WRITTEN REQUEST:
Pull out every line of the items below that contains the string "price".

DATA EXCERPTS:
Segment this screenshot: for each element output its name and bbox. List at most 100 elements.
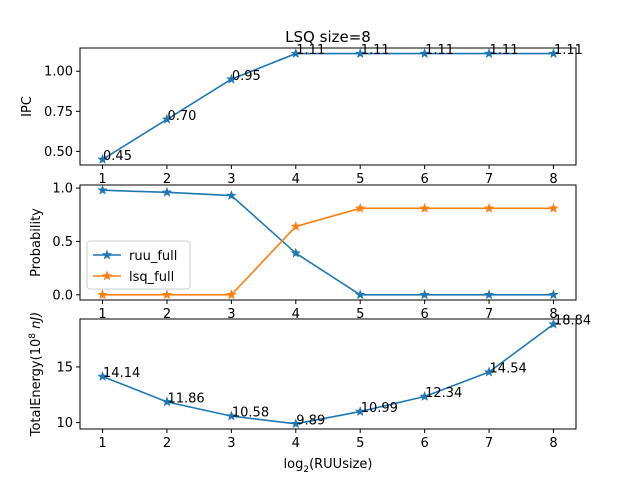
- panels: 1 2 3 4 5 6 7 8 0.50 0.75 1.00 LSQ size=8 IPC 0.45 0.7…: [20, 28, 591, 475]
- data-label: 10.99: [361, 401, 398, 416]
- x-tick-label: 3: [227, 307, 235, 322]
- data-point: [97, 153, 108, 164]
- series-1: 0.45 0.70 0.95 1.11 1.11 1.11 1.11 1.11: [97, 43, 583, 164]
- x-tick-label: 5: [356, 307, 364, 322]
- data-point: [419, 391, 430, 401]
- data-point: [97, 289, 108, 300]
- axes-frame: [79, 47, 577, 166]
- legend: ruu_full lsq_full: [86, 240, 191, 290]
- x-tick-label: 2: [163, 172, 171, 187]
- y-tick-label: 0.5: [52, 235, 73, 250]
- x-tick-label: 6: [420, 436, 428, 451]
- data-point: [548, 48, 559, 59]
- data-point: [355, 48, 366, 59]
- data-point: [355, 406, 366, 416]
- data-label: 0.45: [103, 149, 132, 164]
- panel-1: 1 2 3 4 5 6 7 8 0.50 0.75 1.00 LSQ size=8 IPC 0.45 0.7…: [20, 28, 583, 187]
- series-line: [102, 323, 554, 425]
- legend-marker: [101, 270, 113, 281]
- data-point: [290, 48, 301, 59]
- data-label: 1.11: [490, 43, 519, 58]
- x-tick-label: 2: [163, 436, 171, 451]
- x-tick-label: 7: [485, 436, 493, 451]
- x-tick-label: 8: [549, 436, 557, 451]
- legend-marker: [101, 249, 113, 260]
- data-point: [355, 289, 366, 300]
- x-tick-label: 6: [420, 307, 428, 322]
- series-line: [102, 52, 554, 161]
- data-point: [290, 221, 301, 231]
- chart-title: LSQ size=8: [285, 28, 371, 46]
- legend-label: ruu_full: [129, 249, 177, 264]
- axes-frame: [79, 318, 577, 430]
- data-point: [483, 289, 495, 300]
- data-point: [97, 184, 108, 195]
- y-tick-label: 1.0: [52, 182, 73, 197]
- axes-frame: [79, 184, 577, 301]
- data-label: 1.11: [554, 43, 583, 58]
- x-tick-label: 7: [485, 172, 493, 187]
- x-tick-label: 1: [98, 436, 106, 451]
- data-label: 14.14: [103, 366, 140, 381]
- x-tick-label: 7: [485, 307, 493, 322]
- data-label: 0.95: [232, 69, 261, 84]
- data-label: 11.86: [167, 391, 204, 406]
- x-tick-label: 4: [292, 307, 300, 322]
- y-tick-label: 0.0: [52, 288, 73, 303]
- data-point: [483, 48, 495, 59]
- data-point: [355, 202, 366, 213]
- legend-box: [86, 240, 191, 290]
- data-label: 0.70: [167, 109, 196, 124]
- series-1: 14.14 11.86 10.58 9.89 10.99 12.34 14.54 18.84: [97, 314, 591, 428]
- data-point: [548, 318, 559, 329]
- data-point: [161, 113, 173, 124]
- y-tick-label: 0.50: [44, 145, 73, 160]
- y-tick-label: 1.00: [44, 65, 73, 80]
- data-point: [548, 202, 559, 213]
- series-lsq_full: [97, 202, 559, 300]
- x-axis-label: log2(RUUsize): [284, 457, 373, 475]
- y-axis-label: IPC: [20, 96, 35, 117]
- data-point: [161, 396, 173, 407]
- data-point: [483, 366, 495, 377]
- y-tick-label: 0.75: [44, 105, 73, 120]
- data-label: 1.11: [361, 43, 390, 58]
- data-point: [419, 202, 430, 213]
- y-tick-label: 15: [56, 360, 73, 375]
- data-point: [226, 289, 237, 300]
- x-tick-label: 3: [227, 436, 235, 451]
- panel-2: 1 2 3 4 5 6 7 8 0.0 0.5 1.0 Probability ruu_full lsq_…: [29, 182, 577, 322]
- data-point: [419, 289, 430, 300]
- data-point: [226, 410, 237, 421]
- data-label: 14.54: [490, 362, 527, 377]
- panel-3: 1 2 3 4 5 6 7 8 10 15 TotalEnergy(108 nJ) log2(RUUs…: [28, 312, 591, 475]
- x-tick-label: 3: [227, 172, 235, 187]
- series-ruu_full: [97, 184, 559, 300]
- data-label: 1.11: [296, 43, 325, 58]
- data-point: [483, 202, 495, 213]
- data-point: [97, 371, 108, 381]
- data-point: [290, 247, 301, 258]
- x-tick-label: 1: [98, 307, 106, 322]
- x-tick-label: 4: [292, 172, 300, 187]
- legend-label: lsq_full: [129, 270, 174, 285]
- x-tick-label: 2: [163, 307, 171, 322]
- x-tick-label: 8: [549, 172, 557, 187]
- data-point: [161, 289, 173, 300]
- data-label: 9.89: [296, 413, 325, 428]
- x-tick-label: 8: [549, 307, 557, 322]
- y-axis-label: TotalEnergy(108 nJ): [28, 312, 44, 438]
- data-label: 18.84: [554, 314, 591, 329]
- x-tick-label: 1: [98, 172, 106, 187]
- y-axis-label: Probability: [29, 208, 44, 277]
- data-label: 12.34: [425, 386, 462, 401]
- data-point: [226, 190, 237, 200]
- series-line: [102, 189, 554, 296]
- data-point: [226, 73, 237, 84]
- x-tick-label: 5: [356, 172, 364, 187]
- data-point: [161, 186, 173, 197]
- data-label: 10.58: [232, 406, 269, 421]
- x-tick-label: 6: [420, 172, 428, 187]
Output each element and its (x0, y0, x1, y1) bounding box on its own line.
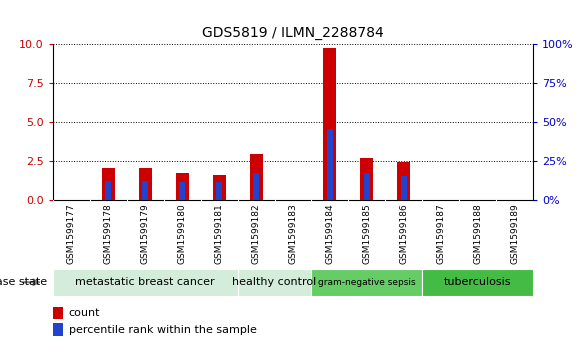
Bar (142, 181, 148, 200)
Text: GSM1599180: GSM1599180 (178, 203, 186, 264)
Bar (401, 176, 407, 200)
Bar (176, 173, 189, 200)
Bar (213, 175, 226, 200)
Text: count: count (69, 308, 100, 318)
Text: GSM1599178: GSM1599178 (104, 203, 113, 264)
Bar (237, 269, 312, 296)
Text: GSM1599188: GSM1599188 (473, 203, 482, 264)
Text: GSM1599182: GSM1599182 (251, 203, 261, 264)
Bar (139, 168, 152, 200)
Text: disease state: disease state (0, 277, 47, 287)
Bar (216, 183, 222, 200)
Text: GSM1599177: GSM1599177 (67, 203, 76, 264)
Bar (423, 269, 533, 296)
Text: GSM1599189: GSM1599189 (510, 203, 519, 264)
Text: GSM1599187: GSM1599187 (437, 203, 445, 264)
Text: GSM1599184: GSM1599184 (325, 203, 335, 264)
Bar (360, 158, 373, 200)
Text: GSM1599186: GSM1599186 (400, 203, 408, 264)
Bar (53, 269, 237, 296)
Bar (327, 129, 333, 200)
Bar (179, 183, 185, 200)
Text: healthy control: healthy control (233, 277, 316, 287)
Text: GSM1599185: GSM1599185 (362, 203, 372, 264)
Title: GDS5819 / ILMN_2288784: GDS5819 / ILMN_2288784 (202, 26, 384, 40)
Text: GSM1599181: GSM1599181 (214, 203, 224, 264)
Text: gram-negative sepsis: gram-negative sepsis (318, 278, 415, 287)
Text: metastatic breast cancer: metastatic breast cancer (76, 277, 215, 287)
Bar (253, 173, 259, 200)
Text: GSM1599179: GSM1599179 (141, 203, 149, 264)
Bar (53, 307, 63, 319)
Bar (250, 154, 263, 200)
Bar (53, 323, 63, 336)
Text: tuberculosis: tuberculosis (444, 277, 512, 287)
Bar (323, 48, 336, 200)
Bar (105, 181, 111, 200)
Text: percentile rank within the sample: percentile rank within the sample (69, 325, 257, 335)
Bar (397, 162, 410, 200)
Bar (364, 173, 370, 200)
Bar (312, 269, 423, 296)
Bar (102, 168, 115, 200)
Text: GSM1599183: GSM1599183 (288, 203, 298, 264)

--

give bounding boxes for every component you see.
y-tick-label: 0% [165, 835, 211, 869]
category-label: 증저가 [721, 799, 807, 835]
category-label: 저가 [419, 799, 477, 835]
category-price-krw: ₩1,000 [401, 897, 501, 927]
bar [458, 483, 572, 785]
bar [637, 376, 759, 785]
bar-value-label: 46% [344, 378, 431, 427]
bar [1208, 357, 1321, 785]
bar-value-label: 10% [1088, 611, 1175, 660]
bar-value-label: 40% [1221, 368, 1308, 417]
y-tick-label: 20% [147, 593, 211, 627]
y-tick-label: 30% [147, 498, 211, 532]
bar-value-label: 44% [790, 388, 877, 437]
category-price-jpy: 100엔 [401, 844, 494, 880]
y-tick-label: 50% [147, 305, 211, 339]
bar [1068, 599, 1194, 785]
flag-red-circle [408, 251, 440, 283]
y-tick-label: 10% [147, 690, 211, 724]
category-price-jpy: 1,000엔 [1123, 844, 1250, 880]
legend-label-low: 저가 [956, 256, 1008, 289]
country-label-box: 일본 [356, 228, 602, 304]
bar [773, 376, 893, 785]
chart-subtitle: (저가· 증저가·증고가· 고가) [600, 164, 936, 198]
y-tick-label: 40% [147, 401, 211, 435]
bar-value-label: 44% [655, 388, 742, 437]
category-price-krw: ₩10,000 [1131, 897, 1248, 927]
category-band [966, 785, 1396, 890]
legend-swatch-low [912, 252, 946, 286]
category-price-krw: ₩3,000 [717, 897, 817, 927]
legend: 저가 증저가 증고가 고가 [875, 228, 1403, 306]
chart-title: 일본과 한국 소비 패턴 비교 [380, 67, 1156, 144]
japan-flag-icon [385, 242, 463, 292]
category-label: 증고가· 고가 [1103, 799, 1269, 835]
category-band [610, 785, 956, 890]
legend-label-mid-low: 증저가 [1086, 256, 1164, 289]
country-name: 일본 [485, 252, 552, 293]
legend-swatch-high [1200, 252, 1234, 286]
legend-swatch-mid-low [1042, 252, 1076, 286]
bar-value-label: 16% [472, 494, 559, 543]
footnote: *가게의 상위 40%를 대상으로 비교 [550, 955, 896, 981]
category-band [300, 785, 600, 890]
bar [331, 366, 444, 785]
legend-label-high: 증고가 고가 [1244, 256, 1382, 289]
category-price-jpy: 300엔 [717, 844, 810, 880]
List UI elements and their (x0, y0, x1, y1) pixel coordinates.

FULL OUTPUT:
category-price-krw: ₩1,000 [401, 897, 501, 927]
category-price-jpy: 100엔 [401, 844, 494, 880]
category-price-jpy: 1,000엔 [1123, 844, 1250, 880]
category-price-krw: ₩10,000 [1131, 897, 1248, 927]
category-price-krw: ₩3,000 [717, 897, 817, 927]
category-price-jpy: 300엔 [717, 844, 810, 880]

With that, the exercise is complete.